## [THE TASK]
Please copy out every line of the data word for word.

## [THE DATA]
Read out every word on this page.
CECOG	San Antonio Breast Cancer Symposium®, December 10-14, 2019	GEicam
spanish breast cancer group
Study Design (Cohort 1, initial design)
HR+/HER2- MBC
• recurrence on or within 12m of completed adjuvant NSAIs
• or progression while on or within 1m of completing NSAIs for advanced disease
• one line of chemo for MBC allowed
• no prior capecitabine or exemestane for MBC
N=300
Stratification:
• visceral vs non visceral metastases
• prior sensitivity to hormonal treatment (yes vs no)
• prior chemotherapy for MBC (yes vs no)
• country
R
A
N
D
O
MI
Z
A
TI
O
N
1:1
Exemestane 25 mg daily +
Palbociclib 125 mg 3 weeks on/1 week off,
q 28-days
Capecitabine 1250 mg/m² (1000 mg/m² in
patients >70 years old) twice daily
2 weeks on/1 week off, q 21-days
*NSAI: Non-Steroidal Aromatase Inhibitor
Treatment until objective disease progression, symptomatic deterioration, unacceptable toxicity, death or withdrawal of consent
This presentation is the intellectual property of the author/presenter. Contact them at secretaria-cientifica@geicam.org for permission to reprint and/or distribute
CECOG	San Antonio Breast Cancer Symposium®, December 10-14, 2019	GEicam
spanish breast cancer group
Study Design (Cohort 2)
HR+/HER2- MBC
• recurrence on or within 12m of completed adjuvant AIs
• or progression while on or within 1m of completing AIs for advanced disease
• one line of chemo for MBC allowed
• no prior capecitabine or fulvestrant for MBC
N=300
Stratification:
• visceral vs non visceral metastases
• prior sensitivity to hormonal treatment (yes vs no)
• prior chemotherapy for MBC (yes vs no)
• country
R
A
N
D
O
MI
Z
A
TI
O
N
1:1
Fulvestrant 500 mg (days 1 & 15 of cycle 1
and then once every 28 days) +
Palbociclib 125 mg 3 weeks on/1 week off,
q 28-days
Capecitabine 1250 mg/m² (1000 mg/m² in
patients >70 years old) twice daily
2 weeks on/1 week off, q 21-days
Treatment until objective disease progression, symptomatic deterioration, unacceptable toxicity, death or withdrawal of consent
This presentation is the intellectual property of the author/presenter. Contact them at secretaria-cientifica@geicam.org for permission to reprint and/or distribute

## [OUTPUT FOR THIS EXERCISE]
Read out every word on this page.
CECOG	San Antonio Breast Cancer Symposium®, December 10-14, 2019	GEicam
spanish breast cancer group
Study Design (Cohort 1, initial design)
HR+/HER2- MBC
• recurrence on or within 12m of completed adjuvant NSAIs
• or progression while on or within 1m of completing NSAIs for advanced disease
• one line of chemo for MBC allowed
• no prior capecitabine or exemestane for MBC
N=300
Stratification:
• visceral vs non visceral metastases
• prior sensitivity to hormonal treatment (yes vs no)
• prior chemotherapy for MBC (yes vs no)
• country
R
A
N
D
O
MI
Z
A
TI
O
N
1:1
Exemestane 25 mg daily +
Palbociclib 125 mg 3 weeks on/1 week off,
q 28-days
Capecitabine 1250 mg/m² (1000 mg/m² in
patients >70 years old) twice daily
2 weeks on/1 week off, q 21-days
*NSAI: Non-Steroidal Aromatase Inhibitor
Treatment until objective disease progression, symptomatic deterioration, unacceptable toxicity, death or withdrawal of consent
This presentation is the intellectual property of the author/presenter. Contact them at secretaria-cientifica@geicam.org for permission to reprint and/or distribute
CECOG	San Antonio Breast Cancer Symposium®, December 10-14, 2019	GEicam
spanish breast cancer group
Study Design (Cohort 2)
HR+/HER2- MBC
• recurrence on or within 12m of completed adjuvant AIs
• or progression while on or within 1m of completing AIs for advanced disease
• one line of chemo for MBC allowed
• no prior capecitabine or fulvestrant for MBC
N=300
Stratification:
• visceral vs non visceral metastases
• prior sensitivity to hormonal treatment (yes vs no)
• prior chemotherapy for MBC (yes vs no)
• country
R
A
N
D
O
MI
Z
A
TI
O
N
1:1
Fulvestrant 500 mg (days 1 & 15 of cycle 1
and then once every 28 days) +
Palbociclib 125 mg 3 weeks on/1 week off,
q 28-days
Capecitabine 1250 mg/m² (1000 mg/m² in
patients >70 years old) twice daily
2 weeks on/1 week off, q 21-days
Treatment until objective disease progression, symptomatic deterioration, unacceptable toxicity, death or withdrawal of consent
This presentation is the intellectual property of the author/presenter. Contact them at secretaria-cientifica@geicam.org for permission to reprint and/or distribute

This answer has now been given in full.